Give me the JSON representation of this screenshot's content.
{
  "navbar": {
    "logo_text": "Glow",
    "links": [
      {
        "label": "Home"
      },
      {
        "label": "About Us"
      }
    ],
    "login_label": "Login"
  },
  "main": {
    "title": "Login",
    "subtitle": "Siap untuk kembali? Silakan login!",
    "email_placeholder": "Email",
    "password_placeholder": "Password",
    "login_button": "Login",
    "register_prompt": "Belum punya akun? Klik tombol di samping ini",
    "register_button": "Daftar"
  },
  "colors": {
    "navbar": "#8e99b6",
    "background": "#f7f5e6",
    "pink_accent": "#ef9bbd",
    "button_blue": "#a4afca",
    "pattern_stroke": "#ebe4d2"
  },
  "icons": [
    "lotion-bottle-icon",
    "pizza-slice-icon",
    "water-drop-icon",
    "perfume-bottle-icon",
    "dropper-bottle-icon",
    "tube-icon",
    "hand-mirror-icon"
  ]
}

**Task**: Repeat each record in full; every line must match exactly.

**Written reply**:
Give me the JSON representation of this screenshot's content.
{
  "navbar": {
    "logo_text": "Glow",
    "links": [
      {
        "label": "Home"
      },
      {
        "label": "About Us"
      }
    ],
    "login_label": "Login"
  },
  "main": {
    "title": "Login",
    "subtitle": "Siap untuk kembali? Silakan login!",
    "email_placeholder": "Email",
    "password_placeholder": "Password",
    "login_button": "Login",
    "register_prompt": "Belum punya akun? Klik tombol di samping ini",
    "register_button": "Daftar"
  },
  "colors": {
    "navbar": "#8e99b6",
    "background": "#f7f5e6",
    "pink_accent": "#ef9bbd",
    "button_blue": "#a4afca",
    "pattern_stroke": "#ebe4d2"
  },
  "icons": [
    "lotion-bottle-icon",
    "pizza-slice-icon",
    "water-drop-icon",
    "perfume-bottle-icon",
    "dropper-bottle-icon",
    "tube-icon",
    "hand-mirror-icon"
  ]
}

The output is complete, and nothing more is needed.